Return the full material exactly.

--------

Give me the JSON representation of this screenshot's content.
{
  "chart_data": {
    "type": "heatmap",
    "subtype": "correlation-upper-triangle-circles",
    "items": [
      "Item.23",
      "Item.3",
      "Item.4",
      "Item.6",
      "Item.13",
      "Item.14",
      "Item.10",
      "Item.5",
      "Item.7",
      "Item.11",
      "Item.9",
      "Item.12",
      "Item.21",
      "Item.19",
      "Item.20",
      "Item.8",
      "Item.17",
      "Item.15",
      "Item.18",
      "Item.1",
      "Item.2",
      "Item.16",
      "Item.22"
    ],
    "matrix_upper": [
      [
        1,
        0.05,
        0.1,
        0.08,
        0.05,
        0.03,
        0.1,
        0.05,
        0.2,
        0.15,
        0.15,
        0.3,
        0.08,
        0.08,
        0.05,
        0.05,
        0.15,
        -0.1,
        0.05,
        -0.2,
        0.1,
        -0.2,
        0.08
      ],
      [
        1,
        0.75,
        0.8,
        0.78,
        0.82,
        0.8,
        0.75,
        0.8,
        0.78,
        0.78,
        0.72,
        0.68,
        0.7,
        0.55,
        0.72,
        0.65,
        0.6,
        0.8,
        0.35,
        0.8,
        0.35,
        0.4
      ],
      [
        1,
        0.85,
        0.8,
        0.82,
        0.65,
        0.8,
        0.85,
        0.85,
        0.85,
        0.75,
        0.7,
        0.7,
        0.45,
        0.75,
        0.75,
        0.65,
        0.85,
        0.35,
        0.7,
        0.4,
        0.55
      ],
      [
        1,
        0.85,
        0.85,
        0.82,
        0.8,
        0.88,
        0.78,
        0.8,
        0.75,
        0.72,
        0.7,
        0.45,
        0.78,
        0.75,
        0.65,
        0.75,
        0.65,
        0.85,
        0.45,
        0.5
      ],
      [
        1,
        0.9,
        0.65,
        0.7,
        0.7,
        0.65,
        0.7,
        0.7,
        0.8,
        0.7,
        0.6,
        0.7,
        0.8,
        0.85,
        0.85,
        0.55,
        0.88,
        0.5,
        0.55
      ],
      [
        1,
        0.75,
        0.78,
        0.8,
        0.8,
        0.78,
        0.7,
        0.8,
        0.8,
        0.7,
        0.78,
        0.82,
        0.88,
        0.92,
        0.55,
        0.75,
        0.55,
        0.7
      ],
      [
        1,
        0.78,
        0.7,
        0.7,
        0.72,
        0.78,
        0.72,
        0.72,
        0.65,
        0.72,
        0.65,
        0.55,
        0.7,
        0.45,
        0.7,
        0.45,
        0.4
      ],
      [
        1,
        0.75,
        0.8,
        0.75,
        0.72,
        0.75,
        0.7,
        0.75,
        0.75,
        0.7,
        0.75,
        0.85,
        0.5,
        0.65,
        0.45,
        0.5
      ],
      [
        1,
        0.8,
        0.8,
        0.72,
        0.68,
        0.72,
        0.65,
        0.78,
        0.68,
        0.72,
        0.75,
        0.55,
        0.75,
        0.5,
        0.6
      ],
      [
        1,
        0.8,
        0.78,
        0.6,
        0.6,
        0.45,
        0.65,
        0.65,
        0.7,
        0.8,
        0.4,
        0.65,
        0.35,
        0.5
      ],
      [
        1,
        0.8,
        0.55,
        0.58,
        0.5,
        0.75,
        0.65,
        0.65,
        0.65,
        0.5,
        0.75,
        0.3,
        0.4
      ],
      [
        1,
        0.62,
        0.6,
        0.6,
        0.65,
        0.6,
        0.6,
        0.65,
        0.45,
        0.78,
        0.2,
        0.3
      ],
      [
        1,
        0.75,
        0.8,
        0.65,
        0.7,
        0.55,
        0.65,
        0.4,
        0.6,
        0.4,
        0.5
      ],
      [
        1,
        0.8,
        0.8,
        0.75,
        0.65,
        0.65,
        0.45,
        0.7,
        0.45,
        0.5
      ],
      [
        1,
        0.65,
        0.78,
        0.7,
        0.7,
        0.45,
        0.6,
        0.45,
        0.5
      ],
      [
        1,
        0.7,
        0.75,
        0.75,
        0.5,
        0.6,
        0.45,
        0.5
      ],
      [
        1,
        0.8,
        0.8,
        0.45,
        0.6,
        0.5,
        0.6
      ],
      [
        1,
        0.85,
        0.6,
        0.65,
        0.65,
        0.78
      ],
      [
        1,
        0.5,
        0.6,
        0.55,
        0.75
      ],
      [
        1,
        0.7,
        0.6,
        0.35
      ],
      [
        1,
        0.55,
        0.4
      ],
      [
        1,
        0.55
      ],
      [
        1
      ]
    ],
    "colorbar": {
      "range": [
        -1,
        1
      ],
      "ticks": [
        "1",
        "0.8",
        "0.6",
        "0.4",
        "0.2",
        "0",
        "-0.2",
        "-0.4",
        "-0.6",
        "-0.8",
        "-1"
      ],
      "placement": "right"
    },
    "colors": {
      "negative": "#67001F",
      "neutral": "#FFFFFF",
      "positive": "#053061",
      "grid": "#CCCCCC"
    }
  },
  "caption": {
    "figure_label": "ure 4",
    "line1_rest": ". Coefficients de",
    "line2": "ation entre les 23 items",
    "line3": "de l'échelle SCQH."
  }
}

--------

ANSWER TO THIS TASK:
Give me the JSON representation of this screenshot's content.
{
  "chart_data": {
    "type": "heatmap",
    "subtype": "correlation-upper-triangle-circles",
    "items": [
      "Item.23",
      "Item.3",
      "Item.4",
      "Item.6",
      "Item.13",
      "Item.14",
      "Item.10",
      "Item.5",
      "Item.7",
      "Item.11",
      "Item.9",
      "Item.12",
      "Item.21",
      "Item.19",
      "Item.20",
      "Item.8",
      "Item.17",
      "Item.15",
      "Item.18",
      "Item.1",
      "Item.2",
      "Item.16",
      "Item.22"
    ],
    "matrix_upper": [
      [
        1,
        0.05,
        0.1,
        0.08,
        0.05,
        0.03,
        0.1,
        0.05,
        0.2,
        0.15,
        0.15,
        0.3,
        0.08,
        0.08,
        0.05,
        0.05,
        0.15,
        -0.1,
        0.05,
        -0.2,
        0.1,
        -0.2,
        0.08
      ],
      [
        1,
        0.75,
        0.8,
        0.78,
        0.82,
        0.8,
        0.75,
        0.8,
        0.78,
        0.78,
        0.72,
        0.68,
        0.7,
        0.55,
        0.72,
        0.65,
        0.6,
        0.8,
        0.35,
        0.8,
        0.35,
        0.4
      ],
      [
        1,
        0.85,
        0.8,
        0.82,
        0.65,
        0.8,
        0.85,
        0.85,
        0.85,
        0.75,
        0.7,
        0.7,
        0.45,
        0.75,
        0.75,
        0.65,
        0.85,
        0.35,
        0.7,
        0.4,
        0.55
      ],
      [
        1,
        0.85,
        0.85,
        0.82,
        0.8,
        0.88,
        0.78,
        0.8,
        0.75,
        0.72,
        0.7,
        0.45,
        0.78,
        0.75,
        0.65,
        0.75,
        0.65,
        0.85,
        0.45,
        0.5
      ],
      [
        1,
        0.9,
        0.65,
        0.7,
        0.7,
        0.65,
        0.7,
        0.7,
        0.8,
        0.7,
        0.6,
        0.7,
        0.8,
        0.85,
        0.85,
        0.55,
        0.88,
        0.5,
        0.55
      ],
      [
        1,
        0.75,
        0.78,
        0.8,
        0.8,
        0.78,
        0.7,
        0.8,
        0.8,
        0.7,
        0.78,
        0.82,
        0.88,
        0.92,
        0.55,
        0.75,
        0.55,
        0.7
      ],
      [
        1,
        0.78,
        0.7,
        0.7,
        0.72,
        0.78,
        0.72,
        0.72,
        0.65,
        0.72,
        0.65,
        0.55,
        0.7,
        0.45,
        0.7,
        0.45,
        0.4
      ],
      [
        1,
        0.75,
        0.8,
        0.75,
        0.72,
        0.75,
        0.7,
        0.75,
        0.75,
        0.7,
        0.75,
        0.85,
        0.5,
        0.65,
        0.45,
        0.5
      ],
      [
        1,
        0.8,
        0.8,
        0.72,
        0.68,
        0.72,
        0.65,
        0.78,
        0.68,
        0.72,
        0.75,
        0.55,
        0.75,
        0.5,
        0.6
      ],
      [
        1,
        0.8,
        0.78,
        0.6,
        0.6,
        0.45,
        0.65,
        0.65,
        0.7,
        0.8,
        0.4,
        0.65,
        0.35,
        0.5
      ],
      [
        1,
        0.8,
        0.55,
        0.58,
        0.5,
        0.75,
        0.65,
        0.65,
        0.65,
        0.5,
        0.75,
        0.3,
        0.4
      ],
      [
        1,
        0.62,
        0.6,
        0.6,
        0.65,
        0.6,
        0.6,
        0.65,
        0.45,
        0.78,
        0.2,
        0.3
      ],
      [
        1,
        0.75,
        0.8,
        0.65,
        0.7,
        0.55,
        0.65,
        0.4,
        0.6,
        0.4,
        0.5
      ],
      [
        1,
        0.8,
        0.8,
        0.75,
        0.65,
        0.65,
        0.45,
        0.7,
        0.45,
        0.5
      ],
      [
        1,
        0.65,
        0.78,
        0.7,
        0.7,
        0.45,
        0.6,
        0.45,
        0.5
      ],
      [
        1,
        0.7,
        0.75,
        0.75,
        0.5,
        0.6,
        0.45,
        0.5
      ],
      [
        1,
        0.8,
        0.8,
        0.45,
        0.6,
        0.5,
        0.6
      ],
      [
        1,
        0.85,
        0.6,
        0.65,
        0.65,
        0.78
      ],
      [
        1,
        0.5,
        0.6,
        0.55,
        0.75
      ],
      [
        1,
        0.7,
        0.6,
        0.35
      ],
      [
        1,
        0.55,
        0.4
      ],
      [
        1,
        0.55
      ],
      [
        1
      ]
    ],
    "colorbar": {
      "range": [
        -1,
        1
      ],
      "ticks": [
        "1",
        "0.8",
        "0.6",
        "0.4",
        "0.2",
        "0",
        "-0.2",
        "-0.4",
        "-0.6",
        "-0.8",
        "-1"
      ],
      "placement": "right"
    },
    "colors": {
      "negative": "#67001F",
      "neutral": "#FFFFFF",
      "positive": "#053061",
      "grid": "#CCCCCC"
    }
  },
  "caption": {
    "figure_label": "ure 4",
    "line1_rest": ". Coefficients de",
    "line2": "ation entre les 23 items",
    "line3": "de l'échelle SCQH."
  }
}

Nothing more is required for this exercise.